[Start]

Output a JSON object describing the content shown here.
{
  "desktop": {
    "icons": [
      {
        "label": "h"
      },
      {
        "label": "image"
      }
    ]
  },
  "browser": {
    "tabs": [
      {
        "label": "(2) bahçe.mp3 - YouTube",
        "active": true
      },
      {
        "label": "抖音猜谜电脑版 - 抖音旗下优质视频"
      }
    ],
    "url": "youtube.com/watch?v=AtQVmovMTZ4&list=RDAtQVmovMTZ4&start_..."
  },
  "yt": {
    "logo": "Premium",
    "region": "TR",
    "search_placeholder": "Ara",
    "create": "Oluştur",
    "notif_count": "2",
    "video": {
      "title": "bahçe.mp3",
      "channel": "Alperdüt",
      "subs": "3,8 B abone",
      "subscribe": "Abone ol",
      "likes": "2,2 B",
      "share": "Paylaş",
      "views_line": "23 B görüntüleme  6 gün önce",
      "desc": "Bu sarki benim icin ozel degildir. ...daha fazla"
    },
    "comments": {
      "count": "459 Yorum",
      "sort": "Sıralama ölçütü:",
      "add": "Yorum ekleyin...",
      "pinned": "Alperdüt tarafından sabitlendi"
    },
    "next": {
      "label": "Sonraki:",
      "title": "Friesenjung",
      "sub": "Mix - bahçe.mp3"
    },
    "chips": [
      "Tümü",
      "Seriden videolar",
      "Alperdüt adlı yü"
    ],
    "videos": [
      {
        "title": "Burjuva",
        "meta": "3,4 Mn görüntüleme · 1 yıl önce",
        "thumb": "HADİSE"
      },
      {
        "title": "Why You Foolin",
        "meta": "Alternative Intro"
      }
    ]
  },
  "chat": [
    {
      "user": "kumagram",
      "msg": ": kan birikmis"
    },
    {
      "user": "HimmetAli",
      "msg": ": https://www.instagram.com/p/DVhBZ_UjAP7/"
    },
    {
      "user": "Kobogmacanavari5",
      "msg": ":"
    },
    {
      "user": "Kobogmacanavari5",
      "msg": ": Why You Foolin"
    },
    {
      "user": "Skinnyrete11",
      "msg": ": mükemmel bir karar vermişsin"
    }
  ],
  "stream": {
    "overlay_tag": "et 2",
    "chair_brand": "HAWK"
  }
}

[End]

Please repeat the material above, word for word and in full.

== Result for this exercise ==
Output a JSON object describing the content shown here.
{
  "desktop": {
    "icons": [
      {
        "label": "h"
      },
      {
        "label": "image"
      }
    ]
  },
  "browser": {
    "tabs": [
      {
        "label": "(2) bahçe.mp3 - YouTube",
        "active": true
      },
      {
        "label": "抖音猜谜电脑版 - 抖音旗下优质视频"
      }
    ],
    "url": "youtube.com/watch?v=AtQVmovMTZ4&list=RDAtQVmovMTZ4&start_..."
  },
  "yt": {
    "logo": "Premium",
    "region": "TR",
    "search_placeholder": "Ara",
    "create": "Oluştur",
    "notif_count": "2",
    "video": {
      "title": "bahçe.mp3",
      "channel": "Alperdüt",
      "subs": "3,8 B abone",
      "subscribe": "Abone ol",
      "likes": "2,2 B",
      "share": "Paylaş",
      "views_line": "23 B görüntüleme  6 gün önce",
      "desc": "Bu sarki benim icin ozel degildir. ...daha fazla"
    },
    "comments": {
      "count": "459 Yorum",
      "sort": "Sıralama ölçütü:",
      "add": "Yorum ekleyin...",
      "pinned": "Alperdüt tarafından sabitlendi"
    },
    "next": {
      "label": "Sonraki:",
      "title": "Friesenjung",
      "sub": "Mix - bahçe.mp3"
    },
    "chips": [
      "Tümü",
      "Seriden videolar",
      "Alperdüt adlı yü"
    ],
    "videos": [
      {
        "title": "Burjuva",
        "meta": "3,4 Mn görüntüleme · 1 yıl önce",
        "thumb": "HADİSE"
      },
      {
        "title": "Why You Foolin",
        "meta": "Alternative Intro"
      }
    ]
  },
  "chat": [
    {
      "user": "kumagram",
      "msg": ": kan birikmis"
    },
    {
      "user": "HimmetAli",
      "msg": ": https://www.instagram.com/p/DVhBZ_UjAP7/"
    },
    {
      "user": "Kobogmacanavari5",
      "msg": ":"
    },
    {
      "user": "Kobogmacanavari5",
      "msg": ": Why You Foolin"
    },
    {
      "user": "Skinnyrete11",
      "msg": ": mükemmel bir karar vermişsin"
    }
  ],
  "stream": {
    "overlay_tag": "et 2",
    "chair_brand": "HAWK"
  }
}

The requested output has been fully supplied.